### RECORD LIST:

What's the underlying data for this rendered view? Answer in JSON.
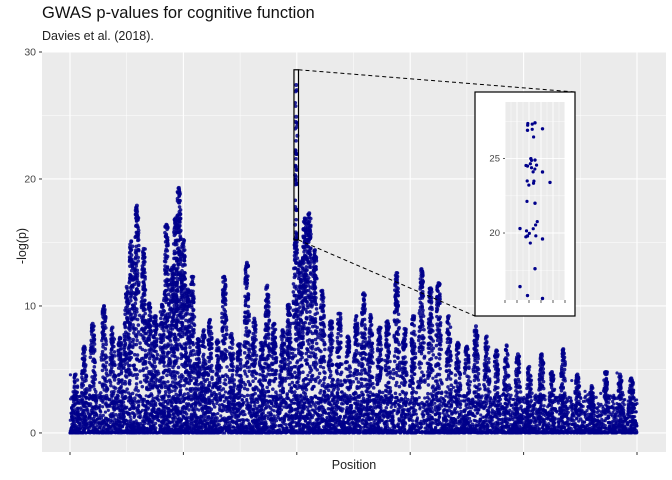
{
  "chart_data": {
    "type": "scatter",
    "title": "GWAS p-values for cognitive function",
    "subtitle": "Davies et al. (2018).",
    "xlabel": "Position",
    "ylabel": "-log(p)",
    "ylim": [
      -1.5,
      30
    ],
    "y_ticks": [
      0,
      10,
      20,
      30
    ],
    "x_ticks": [
      "",
      "",
      "",
      "",
      "",
      ""
    ],
    "point_color": "#00008B",
    "panel_background": "#EBEBEB",
    "grid": true,
    "x_extent": [
      0,
      1
    ],
    "background_band_max": 3,
    "peaks": [
      {
        "x": 0.01,
        "y": 4.6
      },
      {
        "x": 0.025,
        "y": 6.8
      },
      {
        "x": 0.04,
        "y": 8.6
      },
      {
        "x": 0.06,
        "y": 10.0
      },
      {
        "x": 0.075,
        "y": 8.3
      },
      {
        "x": 0.088,
        "y": 7.5
      },
      {
        "x": 0.1,
        "y": 11.5
      },
      {
        "x": 0.108,
        "y": 15.1
      },
      {
        "x": 0.118,
        "y": 17.9
      },
      {
        "x": 0.13,
        "y": 14.5
      },
      {
        "x": 0.14,
        "y": 10.2
      },
      {
        "x": 0.15,
        "y": 9.2
      },
      {
        "x": 0.162,
        "y": 10.1
      },
      {
        "x": 0.17,
        "y": 16.4
      },
      {
        "x": 0.18,
        "y": 13.0
      },
      {
        "x": 0.186,
        "y": 16.9
      },
      {
        "x": 0.192,
        "y": 19.3
      },
      {
        "x": 0.2,
        "y": 15.2
      },
      {
        "x": 0.208,
        "y": 11.3
      },
      {
        "x": 0.216,
        "y": 12.3
      },
      {
        "x": 0.226,
        "y": 7.4
      },
      {
        "x": 0.236,
        "y": 8.1
      },
      {
        "x": 0.247,
        "y": 8.9
      },
      {
        "x": 0.26,
        "y": 7.3
      },
      {
        "x": 0.272,
        "y": 12.3
      },
      {
        "x": 0.285,
        "y": 7.8
      },
      {
        "x": 0.298,
        "y": 7.0
      },
      {
        "x": 0.312,
        "y": 13.4
      },
      {
        "x": 0.325,
        "y": 9.0
      },
      {
        "x": 0.338,
        "y": 7.1
      },
      {
        "x": 0.348,
        "y": 11.6
      },
      {
        "x": 0.36,
        "y": 8.6
      },
      {
        "x": 0.375,
        "y": 8.1
      },
      {
        "x": 0.386,
        "y": 10.1
      },
      {
        "x": 0.398,
        "y": 15.4
      },
      {
        "x": 0.406,
        "y": 13.5
      },
      {
        "x": 0.414,
        "y": 16.9
      },
      {
        "x": 0.422,
        "y": 17.3
      },
      {
        "x": 0.432,
        "y": 14.4
      },
      {
        "x": 0.445,
        "y": 11.2
      },
      {
        "x": 0.46,
        "y": 8.8
      },
      {
        "x": 0.475,
        "y": 9.4
      },
      {
        "x": 0.49,
        "y": 7.6
      },
      {
        "x": 0.505,
        "y": 9.2
      },
      {
        "x": 0.518,
        "y": 11.0
      },
      {
        "x": 0.53,
        "y": 9.3
      },
      {
        "x": 0.546,
        "y": 8.3
      },
      {
        "x": 0.56,
        "y": 8.8
      },
      {
        "x": 0.576,
        "y": 12.6
      },
      {
        "x": 0.59,
        "y": 8.2
      },
      {
        "x": 0.605,
        "y": 9.2
      },
      {
        "x": 0.62,
        "y": 12.9
      },
      {
        "x": 0.636,
        "y": 11.4
      },
      {
        "x": 0.65,
        "y": 11.8
      },
      {
        "x": 0.668,
        "y": 9.2
      },
      {
        "x": 0.684,
        "y": 7.1
      },
      {
        "x": 0.7,
        "y": 6.8
      },
      {
        "x": 0.716,
        "y": 8.4
      },
      {
        "x": 0.735,
        "y": 7.6
      },
      {
        "x": 0.752,
        "y": 6.5
      },
      {
        "x": 0.77,
        "y": 6.9
      },
      {
        "x": 0.79,
        "y": 6.2
      },
      {
        "x": 0.81,
        "y": 5.2
      },
      {
        "x": 0.832,
        "y": 6.2
      },
      {
        "x": 0.85,
        "y": 4.8
      },
      {
        "x": 0.87,
        "y": 6.6
      },
      {
        "x": 0.895,
        "y": 4.6
      },
      {
        "x": 0.92,
        "y": 3.7
      },
      {
        "x": 0.945,
        "y": 4.8
      },
      {
        "x": 0.97,
        "y": 4.6
      },
      {
        "x": 0.99,
        "y": 4.3
      }
    ],
    "highlight": {
      "x_range": [
        0.395,
        0.403
      ],
      "y_range": [
        15.2,
        28.6
      ],
      "points": [
        {
          "x": 0.399,
          "y": 27.4
        },
        {
          "x": 0.4,
          "y": 27.0
        },
        {
          "x": 0.398,
          "y": 26.9
        },
        {
          "x": 0.399,
          "y": 24.9
        },
        {
          "x": 0.398,
          "y": 24.5
        },
        {
          "x": 0.4,
          "y": 24.1
        },
        {
          "x": 0.401,
          "y": 23.4
        },
        {
          "x": 0.399,
          "y": 22.0
        },
        {
          "x": 0.397,
          "y": 20.3
        },
        {
          "x": 0.398,
          "y": 19.8
        },
        {
          "x": 0.4,
          "y": 19.6
        },
        {
          "x": 0.399,
          "y": 17.6
        },
        {
          "x": 0.397,
          "y": 16.4
        },
        {
          "x": 0.398,
          "y": 15.8
        },
        {
          "x": 0.4,
          "y": 15.6
        }
      ]
    },
    "inset": {
      "ylim": [
        15.5,
        28.8
      ],
      "y_ticks": [
        20,
        25
      ]
    }
  }
}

### CHALLENGE:
Leaving aside the images, write out the entries above word for word.

### SOLUTION TO THIS PROBLEM:
What's the underlying data for this rendered view? Answer in JSON.
{
  "chart_data": {
    "type": "scatter",
    "title": "GWAS p-values for cognitive function",
    "subtitle": "Davies et al. (2018).",
    "xlabel": "Position",
    "ylabel": "-log(p)",
    "ylim": [
      -1.5,
      30
    ],
    "y_ticks": [
      0,
      10,
      20,
      30
    ],
    "x_ticks": [
      "",
      "",
      "",
      "",
      "",
      ""
    ],
    "point_color": "#00008B",
    "panel_background": "#EBEBEB",
    "grid": true,
    "x_extent": [
      0,
      1
    ],
    "background_band_max": 3,
    "peaks": [
      {
        "x": 0.01,
        "y": 4.6
      },
      {
        "x": 0.025,
        "y": 6.8
      },
      {
        "x": 0.04,
        "y": 8.6
      },
      {
        "x": 0.06,
        "y": 10.0
      },
      {
        "x": 0.075,
        "y": 8.3
      },
      {
        "x": 0.088,
        "y": 7.5
      },
      {
        "x": 0.1,
        "y": 11.5
      },
      {
        "x": 0.108,
        "y": 15.1
      },
      {
        "x": 0.118,
        "y": 17.9
      },
      {
        "x": 0.13,
        "y": 14.5
      },
      {
        "x": 0.14,
        "y": 10.2
      },
      {
        "x": 0.15,
        "y": 9.2
      },
      {
        "x": 0.162,
        "y": 10.1
      },
      {
        "x": 0.17,
        "y": 16.4
      },
      {
        "x": 0.18,
        "y": 13.0
      },
      {
        "x": 0.186,
        "y": 16.9
      },
      {
        "x": 0.192,
        "y": 19.3
      },
      {
        "x": 0.2,
        "y": 15.2
      },
      {
        "x": 0.208,
        "y": 11.3
      },
      {
        "x": 0.216,
        "y": 12.3
      },
      {
        "x": 0.226,
        "y": 7.4
      },
      {
        "x": 0.236,
        "y": 8.1
      },
      {
        "x": 0.247,
        "y": 8.9
      },
      {
        "x": 0.26,
        "y": 7.3
      },
      {
        "x": 0.272,
        "y": 12.3
      },
      {
        "x": 0.285,
        "y": 7.8
      },
      {
        "x": 0.298,
        "y": 7.0
      },
      {
        "x": 0.312,
        "y": 13.4
      },
      {
        "x": 0.325,
        "y": 9.0
      },
      {
        "x": 0.338,
        "y": 7.1
      },
      {
        "x": 0.348,
        "y": 11.6
      },
      {
        "x": 0.36,
        "y": 8.6
      },
      {
        "x": 0.375,
        "y": 8.1
      },
      {
        "x": 0.386,
        "y": 10.1
      },
      {
        "x": 0.398,
        "y": 15.4
      },
      {
        "x": 0.406,
        "y": 13.5
      },
      {
        "x": 0.414,
        "y": 16.9
      },
      {
        "x": 0.422,
        "y": 17.3
      },
      {
        "x": 0.432,
        "y": 14.4
      },
      {
        "x": 0.445,
        "y": 11.2
      },
      {
        "x": 0.46,
        "y": 8.8
      },
      {
        "x": 0.475,
        "y": 9.4
      },
      {
        "x": 0.49,
        "y": 7.6
      },
      {
        "x": 0.505,
        "y": 9.2
      },
      {
        "x": 0.518,
        "y": 11.0
      },
      {
        "x": 0.53,
        "y": 9.3
      },
      {
        "x": 0.546,
        "y": 8.3
      },
      {
        "x": 0.56,
        "y": 8.8
      },
      {
        "x": 0.576,
        "y": 12.6
      },
      {
        "x": 0.59,
        "y": 8.2
      },
      {
        "x": 0.605,
        "y": 9.2
      },
      {
        "x": 0.62,
        "y": 12.9
      },
      {
        "x": 0.636,
        "y": 11.4
      },
      {
        "x": 0.65,
        "y": 11.8
      },
      {
        "x": 0.668,
        "y": 9.2
      },
      {
        "x": 0.684,
        "y": 7.1
      },
      {
        "x": 0.7,
        "y": 6.8
      },
      {
        "x": 0.716,
        "y": 8.4
      },
      {
        "x": 0.735,
        "y": 7.6
      },
      {
        "x": 0.752,
        "y": 6.5
      },
      {
        "x": 0.77,
        "y": 6.9
      },
      {
        "x": 0.79,
        "y": 6.2
      },
      {
        "x": 0.81,
        "y": 5.2
      },
      {
        "x": 0.832,
        "y": 6.2
      },
      {
        "x": 0.85,
        "y": 4.8
      },
      {
        "x": 0.87,
        "y": 6.6
      },
      {
        "x": 0.895,
        "y": 4.6
      },
      {
        "x": 0.92,
        "y": 3.7
      },
      {
        "x": 0.945,
        "y": 4.8
      },
      {
        "x": 0.97,
        "y": 4.6
      },
      {
        "x": 0.99,
        "y": 4.3
      }
    ],
    "highlight": {
      "x_range": [
        0.395,
        0.403
      ],
      "y_range": [
        15.2,
        28.6
      ],
      "points": [
        {
          "x": 0.399,
          "y": 27.4
        },
        {
          "x": 0.4,
          "y": 27.0
        },
        {
          "x": 0.398,
          "y": 26.9
        },
        {
          "x": 0.399,
          "y": 24.9
        },
        {
          "x": 0.398,
          "y": 24.5
        },
        {
          "x": 0.4,
          "y": 24.1
        },
        {
          "x": 0.401,
          "y": 23.4
        },
        {
          "x": 0.399,
          "y": 22.0
        },
        {
          "x": 0.397,
          "y": 20.3
        },
        {
          "x": 0.398,
          "y": 19.8
        },
        {
          "x": 0.4,
          "y": 19.6
        },
        {
          "x": 0.399,
          "y": 17.6
        },
        {
          "x": 0.397,
          "y": 16.4
        },
        {
          "x": 0.398,
          "y": 15.8
        },
        {
          "x": 0.4,
          "y": 15.6
        }
      ]
    },
    "inset": {
      "ylim": [
        15.5,
        28.8
      ],
      "y_ticks": [
        20,
        25
      ]
    }
  }
}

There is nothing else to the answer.